─── Materials provided

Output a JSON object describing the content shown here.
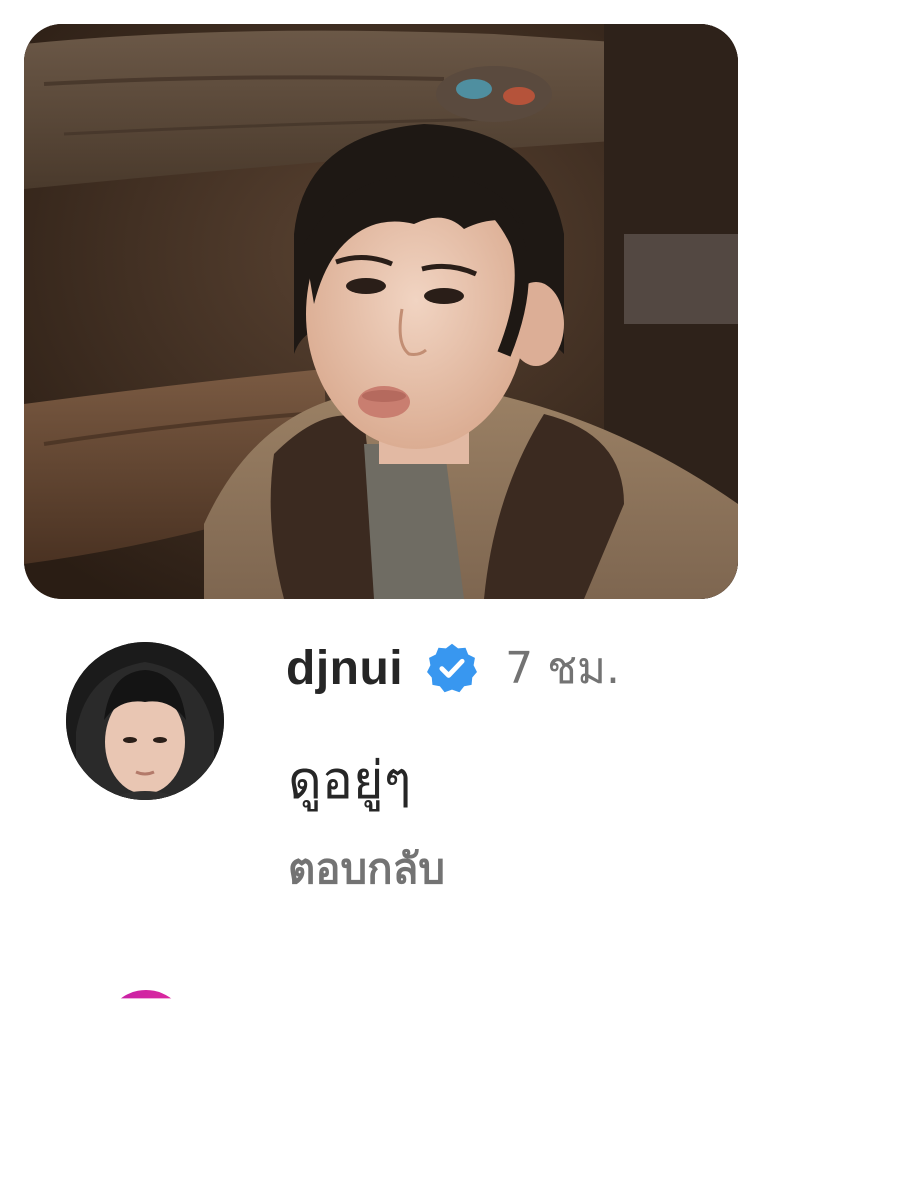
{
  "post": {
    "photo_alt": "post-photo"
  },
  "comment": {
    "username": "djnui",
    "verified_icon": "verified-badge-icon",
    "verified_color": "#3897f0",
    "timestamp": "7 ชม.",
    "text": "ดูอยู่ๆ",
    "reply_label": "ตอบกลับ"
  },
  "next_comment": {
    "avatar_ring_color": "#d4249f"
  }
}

──────

Images must not appear in the copy; reproduce everything else in the records verbatim.

Exercise solution =
Output a JSON object describing the content shown here.
{
  "post": {
    "photo_alt": "post-photo"
  },
  "comment": {
    "username": "djnui",
    "verified_icon": "verified-badge-icon",
    "verified_color": "#3897f0",
    "timestamp": "7 ชม.",
    "text": "ดูอยู่ๆ",
    "reply_label": "ตอบกลับ"
  },
  "next_comment": {
    "avatar_ring_color": "#d4249f"
  }
}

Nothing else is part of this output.